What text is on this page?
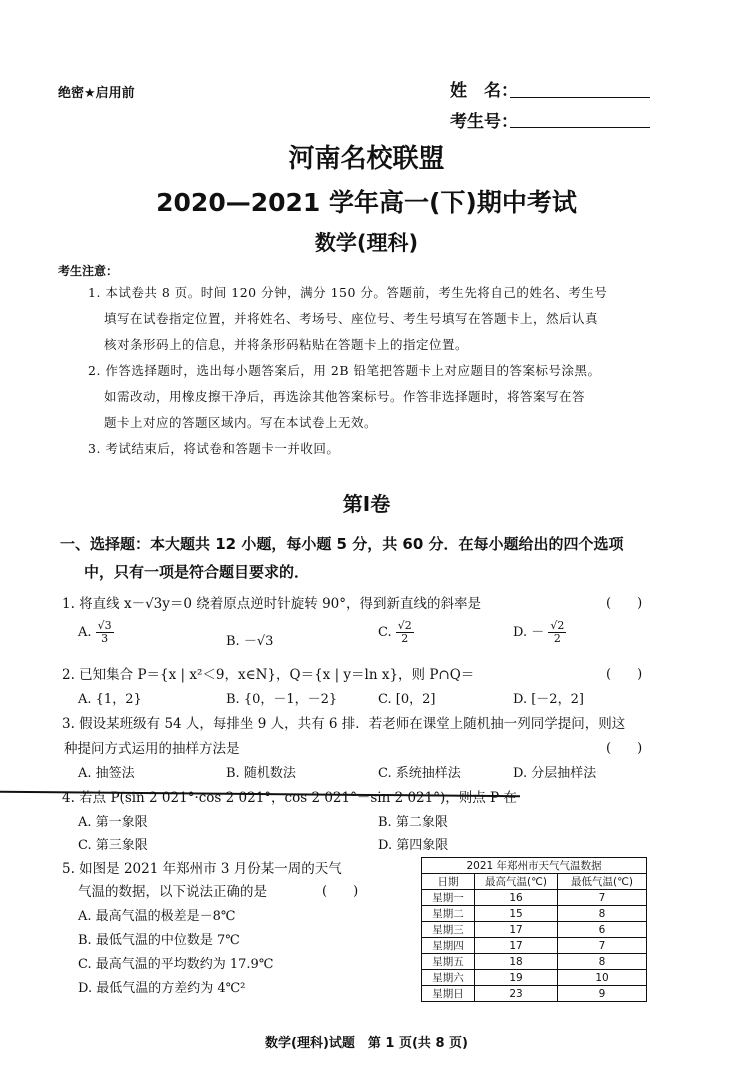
绝密★启用前	姓　名：
考生号：
河南名校联盟
2020—2021 学年高一(下)期中考试
数学(理科)
考生注意：
1. 本试卷共 8 页。时间 120 分钟，满分 150 分。答题前，考生先将自己的姓名、考生号
填写在试卷指定位置，并将姓名、考场号、座位号、考生号填写在答题卡上，然后认真
核对条形码上的信息，并将条形码粘贴在答题卡上的指定位置。
2. 作答选择题时，选出每小题答案后，用 2B 铅笔把答题卡上对应题目的答案标号涂黑。
如需改动，用橡皮擦干净后，再选涂其他答案标号。作答非选择题时，将答案写在答
题卡上对应的答题区域内。写在本试卷上无效。
3. 考试结束后，将试卷和答题卡一并收回。
第Ⅰ卷
一、选择题：本大题共 12 小题，每小题 5 分，共 60 分．在每小题给出的四个选项
中，只有一项是符合题目要求的．
1. 将直线 x－√3y＝0 绕着原点逆时针旋转 90°，得到新直线的斜率是	(　　)
A. $\frac{√3}{3}$	B. －√3
C. $\frac{√2}{2}$	D. － $\frac{√2}{2}$
2. 已知集合 P＝{x | x²＜9，x∈N}，Q＝{x | y＝ln x}，则 P∩Q＝	(　　)
A. {1，2}	B. {0，－1，－2}	C. [0，2]	D. [－2，2]
3. 假设某班级有 54 人，每排坐 9 人，共有 6 排．若老师在课堂上随机抽一列同学提问，则这
种提问方式运用的抽样方法是	(　　)
A. 抽签法	B. 随机数法	C. 系统抽样法	D. 分层抽样法
4. 若点 P(sin 2 021°·cos 2 021°，cos 2 021°－sin 2 021°)，则点 P 在
A. 第一象限	B. 第二象限
C. 第三象限	D. 第四象限
5. 如图是 2021 年郑州市 3 月份某一周的天气
气温的数据，以下说法正确的是	(　　)
A. 最高气温的极差是－8℃
B. 最低气温的中位数是 7℃
C. 最高气温的平均数约为 17.9℃
D. 最低气温的方差约为 4℃²
2021 年郑州市天气气温数据		
日期	最高气温(℃)	最低气温(℃)
星期一	16	7
星期二	15	8
星期三	17	6
星期四	17	7
星期五	18	8
星期六	19	10
星期日	23	9
数学(理科)试题　第 1 页(共 8 页)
════════════════
Stated task: In the copy, include all records verbatim but no images.

Exercise response:
What text is on this page?
绝密★启用前	姓　名：
考生号：
河南名校联盟
2020—2021 学年高一(下)期中考试
数学(理科)
考生注意：
1. 本试卷共 8 页。时间 120 分钟，满分 150 分。答题前，考生先将自己的姓名、考生号
填写在试卷指定位置，并将姓名、考场号、座位号、考生号填写在答题卡上，然后认真
核对条形码上的信息，并将条形码粘贴在答题卡上的指定位置。
2. 作答选择题时，选出每小题答案后，用 2B 铅笔把答题卡上对应题目的答案标号涂黑。
如需改动，用橡皮擦干净后，再选涂其他答案标号。作答非选择题时，将答案写在答
题卡上对应的答题区域内。写在本试卷上无效。
3. 考试结束后，将试卷和答题卡一并收回。
第Ⅰ卷
一、选择题：本大题共 12 小题，每小题 5 分，共 60 分．在每小题给出的四个选项
中，只有一项是符合题目要求的．
1. 将直线 x－√3y＝0 绕着原点逆时针旋转 90°，得到新直线的斜率是	(　　)
A. $\frac{√3}{3}$	B. －√3
C. $\frac{√2}{2}$	D. － $\frac{√2}{2}$
2. 已知集合 P＝{x | x²＜9，x∈N}，Q＝{x | y＝ln x}，则 P∩Q＝	(　　)
A. {1，2}	B. {0，－1，－2}	C. [0，2]	D. [－2，2]
3. 假设某班级有 54 人，每排坐 9 人，共有 6 排．若老师在课堂上随机抽一列同学提问，则这
种提问方式运用的抽样方法是	(　　)
A. 抽签法	B. 随机数法	C. 系统抽样法	D. 分层抽样法
4. 若点 P(sin 2 021°·cos 2 021°，cos 2 021°－sin 2 021°)，则点 P 在
A. 第一象限	B. 第二象限
C. 第三象限	D. 第四象限
5. 如图是 2021 年郑州市 3 月份某一周的天气
气温的数据，以下说法正确的是	(　　)
A. 最高气温的极差是－8℃
B. 最低气温的中位数是 7℃
C. 最高气温的平均数约为 17.9℃
D. 最低气温的方差约为 4℃²
2021 年郑州市天气气温数据		
日期	最高气温(℃)	最低气温(℃)
星期一	16	7
星期二	15	8
星期三	17	6
星期四	17	7
星期五	18	8
星期六	19	10
星期日	23	9
数学(理科)试题　第 1 页(共 8 页)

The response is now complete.